CONSIGNES:
#1 Répondez aux questions suivantes à partir de l'extrait sur la prime Macron :
(a) En quel mois et quelle année Emmanuel Macron avait-il décidé de permettre le versement de cette prime ?
(b) Combien d'établissements ont versé une prime au total ?
(c) Quelle proportion des entreprises de moins de 10 salariés a versé cette prime ?
#2 Relevez chaque ligne des entrées contenant la chaîne « forme », en tenant compte de la casse.

EXTRAIT CHOISI:
Le gouvernement a annoncé ce 15 mars qu’il reconduisait le dispositif de « Prime Macron » pour faire
face à la crise. C’est l’occasion de revenir sur cette analyse du dispositif publiée dans la Lettre éco de
juillet-août 2020.
En décembre 2018, lors de sa réponse à la crise des gilets jaunes, Emmanuel Macron avait décidé de
permettre aux entreprises de verser une prime totalement défiscalisée et exonérée de cotisations
sociales jusqu’à 1 000 € aux salariés gagnant 3 Smic ou moins. L’Insee a sorti en juillet une étude1
pour faire le point sur l’impact de cette mesure.
Un versement différencié selon la taille de l’entreprise et le secteur
Les premiers enseignements de cette étude portent sur le recours effectif à cette prime. Au total,
400 000 établissements ont versé une prime à 4,8 millions de salariés pour un montant total de 2,2
milliards d’euros, soit en moyenne 401€ par salarié bénéficiaire. On peut relever un fort lien entre le
versement de la prime et la taille de l’entreprise. Ainsi, seules 17 % des entreprises de moins de 10
salariés ont versé cette prime. Cette proportion monte à 33 % pour les entreprises de 20 à 49 salariés
et à 58 % pour les entreprises de 1 000 salariés ou plus Concernant les secteurs, ce sont les salariés
des services financiers et assurances et ceux des matériels de transports qui ont le plus touché cette
prime. Elle a en effet concerné respectivement 31 % et 29 % des salariés de ces secteurs. À l’inverse,
concernant les salariés des services aux ménages et des services administratifs et de soutien, ils ne
sont que 7 % à avoir touché cette prime. Dans l’hébergement-restauration et l’informationcommunication, ils ne sont que 8 % et 9 % concernés.

DONNÉES FOURNIES:
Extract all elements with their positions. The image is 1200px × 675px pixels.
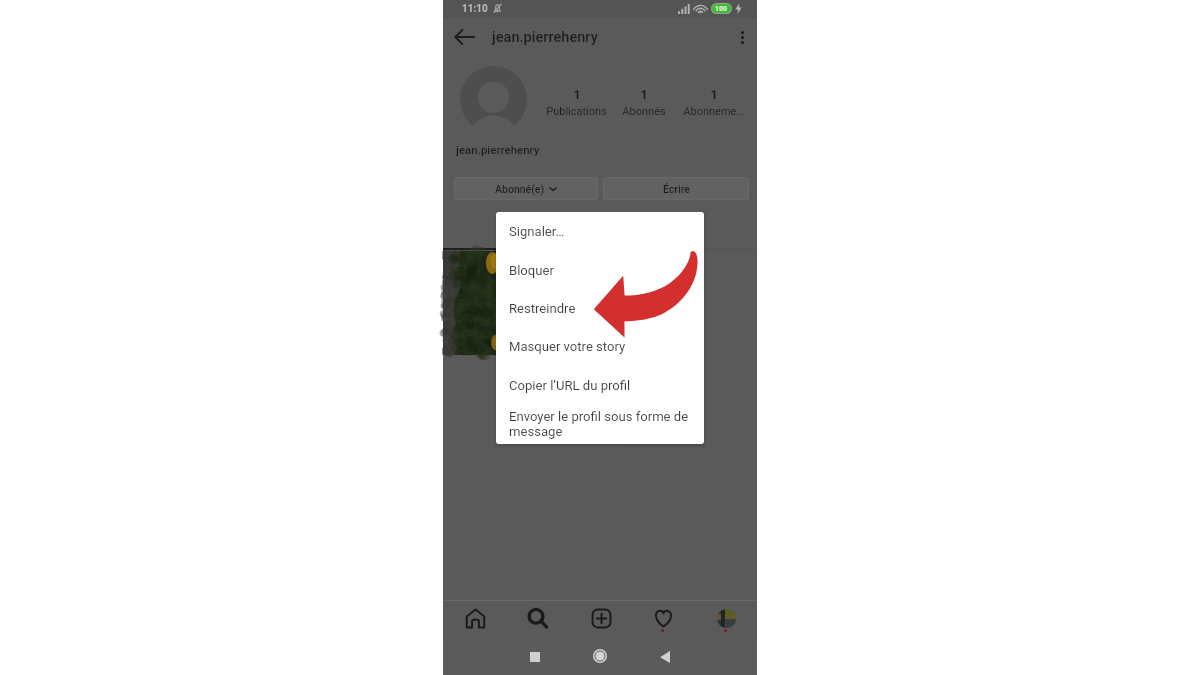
staticText: Abonné(e) <box>495 183 545 195</box>
button[interactable]: 1 <box>679 87 747 118</box>
staticText: Abonnés <box>622 105 666 118</box>
button[interactable]: Copier l’URL du profil <box>496 378 704 416</box>
button[interactable]: Profile <box>717 609 736 628</box>
staticText: Signaler… <box>509 224 697 239</box>
staticText: 11:10 <box>462 3 488 15</box>
button[interactable]: Home <box>586 643 614 671</box>
staticText: Envoyer le profil sous forme de message <box>509 409 697 439</box>
staticText: Écrire <box>663 183 690 195</box>
staticText: Copier l’URL du profil <box>509 378 697 393</box>
button[interactable] <box>443 251 547 355</box>
button[interactable]: Bloquer <box>496 263 704 301</box>
staticText: 1 <box>640 87 648 102</box>
button[interactable]: Masquer votre story <box>496 339 704 377</box>
button[interactable]: Back <box>443 18 487 56</box>
staticText: Restreindre <box>509 301 697 316</box>
button[interactable]: Envoyer le profil sous forme de message <box>496 409 704 441</box>
button[interactable]: Home <box>459 602 491 634</box>
staticText: Bloquer <box>509 263 697 278</box>
button[interactable]: 1 <box>542 87 610 118</box>
staticText: Publications <box>546 105 607 118</box>
staticText: 100 <box>715 5 728 13</box>
staticText: Masquer votre story <box>509 339 697 354</box>
staticText: Abonneme… <box>683 105 744 118</box>
button[interactable]: Back <box>651 643 679 671</box>
button[interactable]: More options <box>725 18 761 56</box>
button[interactable]: Signaler… <box>496 224 704 262</box>
staticText: jean.pierrehenry <box>456 143 540 156</box>
staticText: 1 <box>573 87 581 102</box>
button[interactable]: Activity <box>647 602 679 634</box>
button[interactable]: Recent apps <box>521 643 549 671</box>
button[interactable]: 1 <box>610 87 678 118</box>
button[interactable]: Create <box>585 602 617 634</box>
staticText: 1 <box>710 87 718 102</box>
button[interactable]: Écrire <box>603 177 749 200</box>
button[interactable]: Search <box>522 602 554 634</box>
staticText: jean.pierrehenry <box>492 28 598 45</box>
button[interactable]: Restreindre <box>496 301 704 339</box>
button[interactable]: Abonné(e) <box>454 177 598 200</box>
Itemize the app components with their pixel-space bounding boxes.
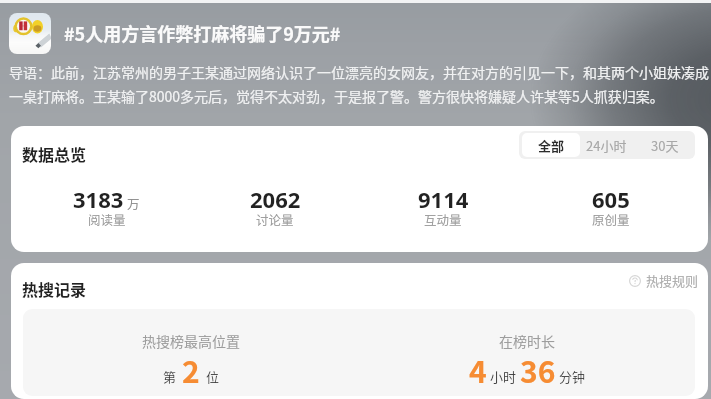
staticText: 605 <box>592 184 630 214</box>
staticText: 第 <box>163 367 177 386</box>
staticText: #5人用方言作弊打麻将骗了9万元# <box>64 20 341 46</box>
staticText: 万 <box>127 194 140 212</box>
button[interactable]: 24小时 <box>580 131 632 159</box>
staticText: 分钟 <box>559 367 586 386</box>
staticText: 在榜时长 <box>499 331 555 351</box>
staticText: 3183 <box>73 184 124 214</box>
button[interactable]: 全部 <box>522 133 580 157</box>
staticText: 30天 <box>651 136 679 155</box>
staticText: 数据总览 <box>22 142 87 165</box>
staticText: 9114 <box>418 184 469 214</box>
staticText: 热搜记录 <box>22 277 87 300</box>
other: 热搜规则说明 <box>629 275 641 287</box>
staticText: 位 <box>206 367 220 386</box>
staticText: 小时 <box>490 367 517 386</box>
staticText: 互动量 <box>424 210 462 228</box>
staticText: 24小时 <box>586 136 627 155</box>
staticText: 原创量 <box>592 210 630 228</box>
staticText: 热搜规则 <box>646 271 699 290</box>
button[interactable]: 30天 <box>639 131 691 159</box>
staticText: 热搜榜最高位置 <box>142 331 240 351</box>
staticText: 阅读量 <box>88 210 126 228</box>
staticText: 讨论量 <box>256 210 294 228</box>
staticText: 4 <box>469 348 487 391</box>
button[interactable]: 热搜规则说明 <box>621 265 708 298</box>
staticText: 36 <box>520 348 556 391</box>
staticText: 全部 <box>538 136 565 155</box>
staticText: 导语：此前，江苏常州的男子王某通过网络认识了一位漂亮的女网友，并在对方的引见一下… <box>9 62 709 106</box>
staticText: 2062 <box>250 184 301 214</box>
staticText: 2 <box>182 348 200 391</box>
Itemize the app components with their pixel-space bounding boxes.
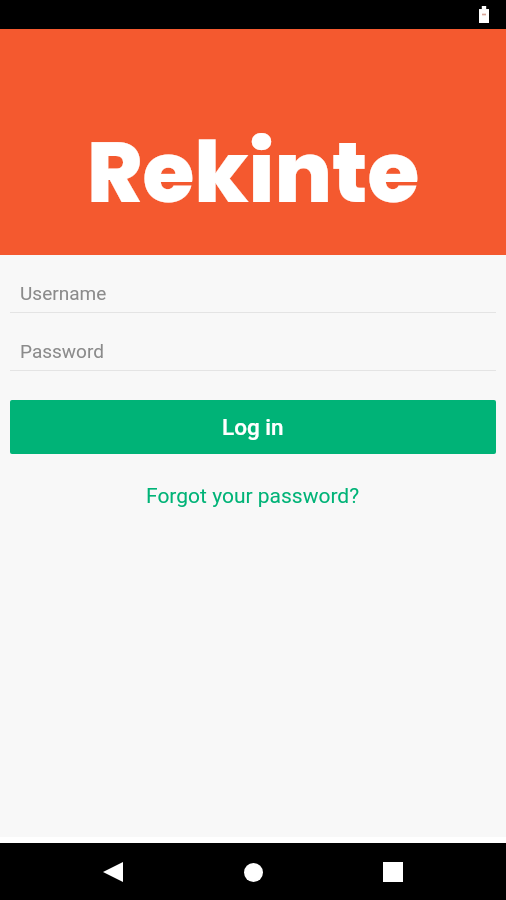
button[interactable]: Password xyxy=(10,333,496,371)
button[interactable]: Home xyxy=(226,845,280,899)
staticText: Log in xyxy=(222,414,284,440)
staticText: Forgot your password? xyxy=(146,484,360,509)
staticText: Username xyxy=(20,282,107,304)
staticText: Password xyxy=(20,340,104,362)
staticText: Rekinte xyxy=(87,114,420,232)
button[interactable]: Back xyxy=(86,845,140,899)
button[interactable]: Recent apps xyxy=(366,845,420,899)
button[interactable]: Username xyxy=(10,275,496,313)
button[interactable]: Forgot your password? xyxy=(0,474,506,518)
button[interactable]: Log in xyxy=(10,400,496,454)
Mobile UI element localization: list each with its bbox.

CORRIGÉ:
#1
(a) En décembre 2018.
(b) 400 000 établissements.
(c) 17 %.

#2
staticText: Envoyer le profil sous forme de message <box>509 409 697 439</box>
button[interactable]: Envoyer le profil sous forme de message <box>496 409 704 441</box>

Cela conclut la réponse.